■ Your instructions
Do not include the pictures; repeat the rest of the data exactly.

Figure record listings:

□ □ □ □ □

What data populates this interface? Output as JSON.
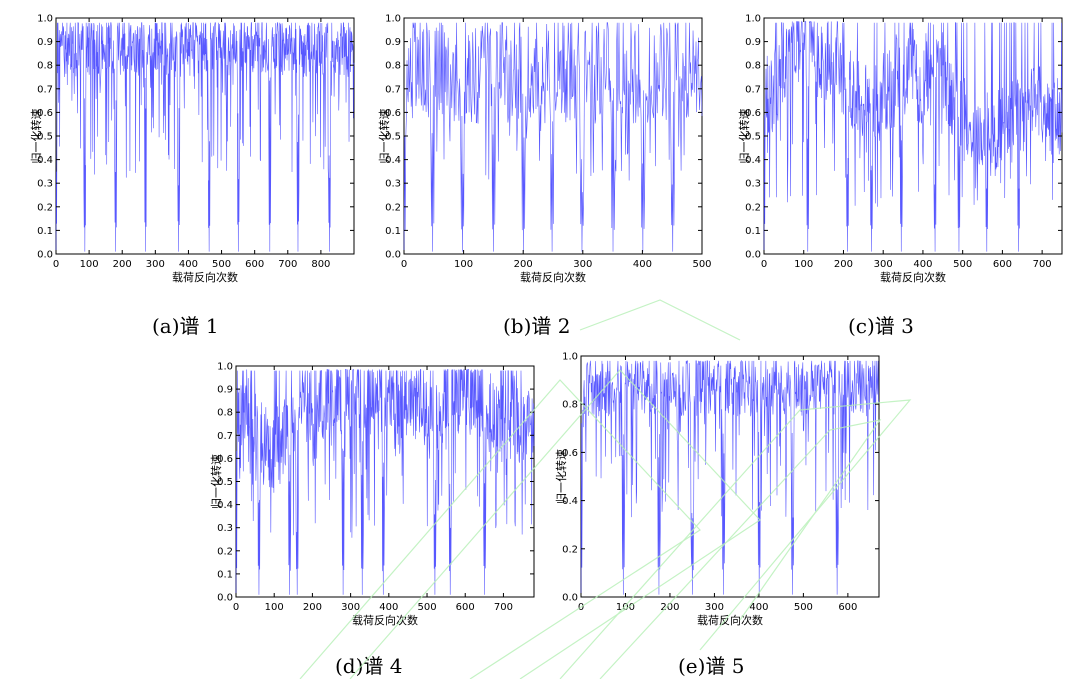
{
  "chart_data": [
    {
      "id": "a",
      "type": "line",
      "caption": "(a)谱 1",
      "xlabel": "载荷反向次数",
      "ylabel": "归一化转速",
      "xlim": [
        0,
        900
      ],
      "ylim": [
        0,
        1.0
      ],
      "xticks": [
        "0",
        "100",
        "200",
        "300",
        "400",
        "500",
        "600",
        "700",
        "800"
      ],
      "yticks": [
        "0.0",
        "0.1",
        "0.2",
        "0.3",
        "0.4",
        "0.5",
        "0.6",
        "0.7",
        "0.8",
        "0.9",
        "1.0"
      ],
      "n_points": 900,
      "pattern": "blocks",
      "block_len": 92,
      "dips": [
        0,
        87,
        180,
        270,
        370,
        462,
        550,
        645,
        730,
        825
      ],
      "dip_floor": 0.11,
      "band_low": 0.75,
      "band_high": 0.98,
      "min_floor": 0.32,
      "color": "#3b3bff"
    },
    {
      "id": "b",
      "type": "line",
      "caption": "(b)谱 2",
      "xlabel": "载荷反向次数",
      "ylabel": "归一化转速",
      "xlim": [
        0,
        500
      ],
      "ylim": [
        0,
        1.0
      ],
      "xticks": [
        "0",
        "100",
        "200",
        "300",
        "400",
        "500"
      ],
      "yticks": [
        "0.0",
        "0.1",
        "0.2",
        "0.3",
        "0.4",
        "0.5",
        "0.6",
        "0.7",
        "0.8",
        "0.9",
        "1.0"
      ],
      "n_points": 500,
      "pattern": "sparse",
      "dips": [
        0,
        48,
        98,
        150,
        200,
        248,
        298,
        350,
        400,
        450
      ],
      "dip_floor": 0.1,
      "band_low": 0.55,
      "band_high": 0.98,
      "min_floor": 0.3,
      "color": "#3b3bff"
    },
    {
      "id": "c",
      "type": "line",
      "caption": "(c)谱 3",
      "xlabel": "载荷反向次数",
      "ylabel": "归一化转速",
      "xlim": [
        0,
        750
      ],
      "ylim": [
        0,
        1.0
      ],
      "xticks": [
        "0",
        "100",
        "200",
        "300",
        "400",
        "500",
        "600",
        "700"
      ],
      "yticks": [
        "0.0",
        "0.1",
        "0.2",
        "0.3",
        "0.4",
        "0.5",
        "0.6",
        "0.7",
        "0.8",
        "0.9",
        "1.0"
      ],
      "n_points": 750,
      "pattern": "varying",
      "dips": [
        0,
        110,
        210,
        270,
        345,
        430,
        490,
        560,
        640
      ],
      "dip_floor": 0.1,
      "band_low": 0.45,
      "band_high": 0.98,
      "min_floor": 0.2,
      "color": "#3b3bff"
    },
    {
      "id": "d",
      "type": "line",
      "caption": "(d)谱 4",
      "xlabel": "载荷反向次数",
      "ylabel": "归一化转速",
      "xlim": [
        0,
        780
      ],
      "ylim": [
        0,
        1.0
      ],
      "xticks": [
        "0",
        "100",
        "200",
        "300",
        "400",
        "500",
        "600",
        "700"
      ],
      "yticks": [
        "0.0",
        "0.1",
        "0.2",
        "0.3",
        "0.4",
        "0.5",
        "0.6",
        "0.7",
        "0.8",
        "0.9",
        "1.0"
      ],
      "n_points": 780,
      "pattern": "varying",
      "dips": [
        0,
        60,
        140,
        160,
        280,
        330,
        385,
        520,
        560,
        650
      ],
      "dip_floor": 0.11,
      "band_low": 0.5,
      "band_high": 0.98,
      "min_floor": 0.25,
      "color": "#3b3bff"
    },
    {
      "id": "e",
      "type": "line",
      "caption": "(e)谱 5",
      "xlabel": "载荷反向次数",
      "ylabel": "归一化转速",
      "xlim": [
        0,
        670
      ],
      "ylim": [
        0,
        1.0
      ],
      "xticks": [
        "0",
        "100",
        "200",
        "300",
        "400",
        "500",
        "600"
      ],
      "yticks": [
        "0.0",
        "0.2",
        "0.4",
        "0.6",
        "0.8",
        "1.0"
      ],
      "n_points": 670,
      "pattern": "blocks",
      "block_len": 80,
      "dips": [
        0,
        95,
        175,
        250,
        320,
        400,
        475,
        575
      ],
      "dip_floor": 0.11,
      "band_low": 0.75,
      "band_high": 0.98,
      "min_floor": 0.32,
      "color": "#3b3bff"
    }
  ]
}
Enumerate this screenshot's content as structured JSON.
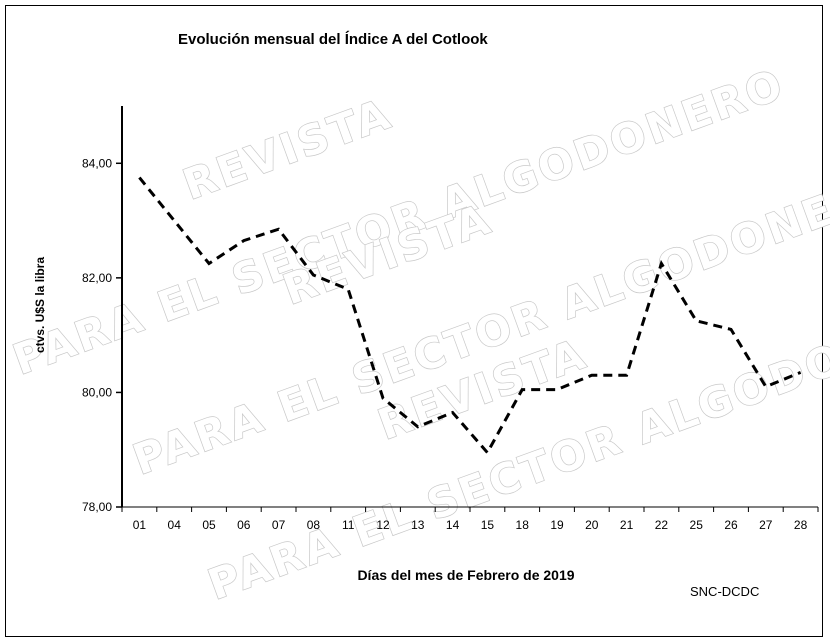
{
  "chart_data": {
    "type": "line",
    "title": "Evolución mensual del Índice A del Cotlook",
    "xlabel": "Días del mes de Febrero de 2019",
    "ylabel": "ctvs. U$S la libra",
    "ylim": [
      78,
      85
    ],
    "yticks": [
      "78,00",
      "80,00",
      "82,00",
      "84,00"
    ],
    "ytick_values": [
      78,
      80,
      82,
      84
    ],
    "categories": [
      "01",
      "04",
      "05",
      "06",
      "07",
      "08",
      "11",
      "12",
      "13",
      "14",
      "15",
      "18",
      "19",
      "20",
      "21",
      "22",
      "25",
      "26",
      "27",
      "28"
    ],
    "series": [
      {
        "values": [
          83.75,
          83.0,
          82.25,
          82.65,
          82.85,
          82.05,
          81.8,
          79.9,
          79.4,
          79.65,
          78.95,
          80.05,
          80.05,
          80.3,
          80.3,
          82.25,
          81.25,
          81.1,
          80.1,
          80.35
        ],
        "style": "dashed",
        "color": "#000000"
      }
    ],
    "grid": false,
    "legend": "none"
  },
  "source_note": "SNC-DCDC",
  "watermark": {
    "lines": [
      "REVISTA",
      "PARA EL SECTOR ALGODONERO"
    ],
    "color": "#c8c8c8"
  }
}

□ □ □ □ □

■ The solution
What data populates this interface? Output as JSON.
{
  "chart_data": [
    {
      "id": "a",
      "type": "line",
      "caption": "(a)谱 1",
      "xlabel": "载荷反向次数",
      "ylabel": "归一化转速",
      "xlim": [
        0,
        900
      ],
      "ylim": [
        0,
        1.0
      ],
      "xticks": [
        "0",
        "100",
        "200",
        "300",
        "400",
        "500",
        "600",
        "700",
        "800"
      ],
      "yticks": [
        "0.0",
        "0.1",
        "0.2",
        "0.3",
        "0.4",
        "0.5",
        "0.6",
        "0.7",
        "0.8",
        "0.9",
        "1.0"
      ],
      "n_points": 900,
      "pattern": "blocks",
      "block_len": 92,
      "dips": [
        0,
        87,
        180,
        270,
        370,
        462,
        550,
        645,
        730,
        825
      ],
      "dip_floor": 0.11,
      "band_low": 0.75,
      "band_high": 0.98,
      "min_floor": 0.32,
      "color": "#3b3bff"
    },
    {
      "id": "b",
      "type": "line",
      "caption": "(b)谱 2",
      "xlabel": "载荷反向次数",
      "ylabel": "归一化转速",
      "xlim": [
        0,
        500
      ],
      "ylim": [
        0,
        1.0
      ],
      "xticks": [
        "0",
        "100",
        "200",
        "300",
        "400",
        "500"
      ],
      "yticks": [
        "0.0",
        "0.1",
        "0.2",
        "0.3",
        "0.4",
        "0.5",
        "0.6",
        "0.7",
        "0.8",
        "0.9",
        "1.0"
      ],
      "n_points": 500,
      "pattern": "sparse",
      "dips": [
        0,
        48,
        98,
        150,
        200,
        248,
        298,
        350,
        400,
        450
      ],
      "dip_floor": 0.1,
      "band_low": 0.55,
      "band_high": 0.98,
      "min_floor": 0.3,
      "color": "#3b3bff"
    },
    {
      "id": "c",
      "type": "line",
      "caption": "(c)谱 3",
      "xlabel": "载荷反向次数",
      "ylabel": "归一化转速",
      "xlim": [
        0,
        750
      ],
      "ylim": [
        0,
        1.0
      ],
      "xticks": [
        "0",
        "100",
        "200",
        "300",
        "400",
        "500",
        "600",
        "700"
      ],
      "yticks": [
        "0.0",
        "0.1",
        "0.2",
        "0.3",
        "0.4",
        "0.5",
        "0.6",
        "0.7",
        "0.8",
        "0.9",
        "1.0"
      ],
      "n_points": 750,
      "pattern": "varying",
      "dips": [
        0,
        110,
        210,
        270,
        345,
        430,
        490,
        560,
        640
      ],
      "dip_floor": 0.1,
      "band_low": 0.45,
      "band_high": 0.98,
      "min_floor": 0.2,
      "color": "#3b3bff"
    },
    {
      "id": "d",
      "type": "line",
      "caption": "(d)谱 4",
      "xlabel": "载荷反向次数",
      "ylabel": "归一化转速",
      "xlim": [
        0,
        780
      ],
      "ylim": [
        0,
        1.0
      ],
      "xticks": [
        "0",
        "100",
        "200",
        "300",
        "400",
        "500",
        "600",
        "700"
      ],
      "yticks": [
        "0.0",
        "0.1",
        "0.2",
        "0.3",
        "0.4",
        "0.5",
        "0.6",
        "0.7",
        "0.8",
        "0.9",
        "1.0"
      ],
      "n_points": 780,
      "pattern": "varying",
      "dips": [
        0,
        60,
        140,
        160,
        280,
        330,
        385,
        520,
        560,
        650
      ],
      "dip_floor": 0.11,
      "band_low": 0.5,
      "band_high": 0.98,
      "min_floor": 0.25,
      "color": "#3b3bff"
    },
    {
      "id": "e",
      "type": "line",
      "caption": "(e)谱 5",
      "xlabel": "载荷反向次数",
      "ylabel": "归一化转速",
      "xlim": [
        0,
        670
      ],
      "ylim": [
        0,
        1.0
      ],
      "xticks": [
        "0",
        "100",
        "200",
        "300",
        "400",
        "500",
        "600"
      ],
      "yticks": [
        "0.0",
        "0.2",
        "0.4",
        "0.6",
        "0.8",
        "1.0"
      ],
      "n_points": 670,
      "pattern": "blocks",
      "block_len": 80,
      "dips": [
        0,
        95,
        175,
        250,
        320,
        400,
        475,
        575
      ],
      "dip_floor": 0.11,
      "band_low": 0.75,
      "band_high": 0.98,
      "min_floor": 0.32,
      "color": "#3b3bff"
    }
  ]
}
Enumerate this screenshot's content as structured JSON.
{
  "chart_data": {
    "type": "line",
    "title": "Evolución mensual del Índice A del Cotlook",
    "xlabel": "Días del mes de Febrero de 2019",
    "ylabel": "ctvs. U$S la libra",
    "ylim": [
      78,
      85
    ],
    "yticks": [
      "78,00",
      "80,00",
      "82,00",
      "84,00"
    ],
    "ytick_values": [
      78,
      80,
      82,
      84
    ],
    "categories": [
      "01",
      "04",
      "05",
      "06",
      "07",
      "08",
      "11",
      "12",
      "13",
      "14",
      "15",
      "18",
      "19",
      "20",
      "21",
      "22",
      "25",
      "26",
      "27",
      "28"
    ],
    "series": [
      {
        "values": [
          83.75,
          83.0,
          82.25,
          82.65,
          82.85,
          82.05,
          81.8,
          79.9,
          79.4,
          79.65,
          78.95,
          80.05,
          80.05,
          80.3,
          80.3,
          82.25,
          81.25,
          81.1,
          80.1,
          80.35
        ],
        "style": "dashed",
        "color": "#000000"
      }
    ],
    "grid": false,
    "legend": "none"
  },
  "source_note": "SNC-DCDC",
  "watermark": {
    "lines": [
      "REVISTA",
      "PARA EL SECTOR ALGODONERO"
    ],
    "color": "#c8c8c8"
  }
}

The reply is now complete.